• SUPPLIED PASSAGE
+===+
Brett and I went out on the Saturday night leading up to Halloween. He decided to stay out and go to some clubs. When I got home, I found my neighbor's husband trying to kick in the door of my and Brett's room. He accused my boyfriend (meaning Brett) of stealing his boombox. I calmly told him that we didn't have his boombox and opened the door of the room to prove it. He took one look around and saw a bunch of old tape recorders, cassette tapes and back issues of NY Rocker lying around and took off. It turns out that my neighbor had a boyfriend (I mention him as the one with the missing teeth) and he had taken the boombox.
While in Psychodrama, I had worked several administrative jobs for a few months. I also continued to do babysitting work in the neighborhood. I was living at home so I was able to save up about $1,800 from all these day gigs. All of us in Psychodrama lived very economically. So with that $1,800, I had a cushion to move to SF with. While there, Brett and I continued to live economically. Instant oatmeal and dried milk for breakfast, peanut sandwiches for lunch and dinner was ramen noodles with a bit of hamburger and canned vegetables mixed in. We each prepared on our own meals separately whenever we felt hungry. Sometimes we would have hot dogs and fried eggs and fried toast. Brett is the one who showed me how to do things frugally which was very helpful such as buying the dented cans of canned vegetables.
+===+
• INFORMATION SHOWN
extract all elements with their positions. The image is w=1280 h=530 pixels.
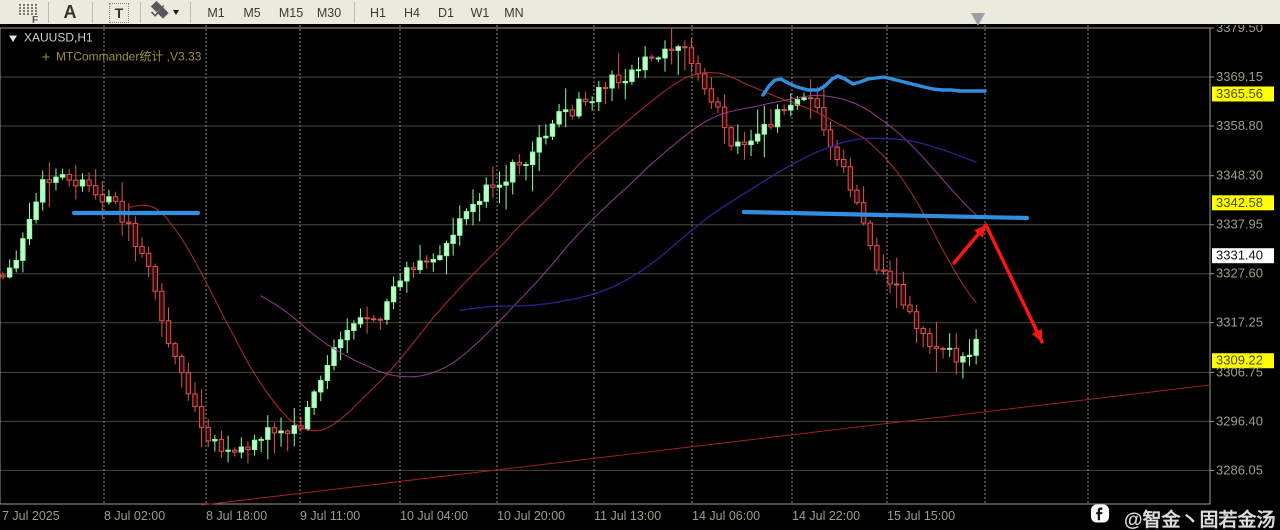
+===+
• SET PROBLEM 1
In the memoir excerpt, how much money did the writer save from the day jobs held while in Psychodrama?
• SET PROBLEM 2
Translate this sentence from the memoir excerpt into Spanish: "All of us in Psychodrama lived very economically."

• FINAL RESULT 1
About $1,800.

• FINAL RESULT 2
Todos los que estábamos en Psychodrama vivíamos de manera muy económica.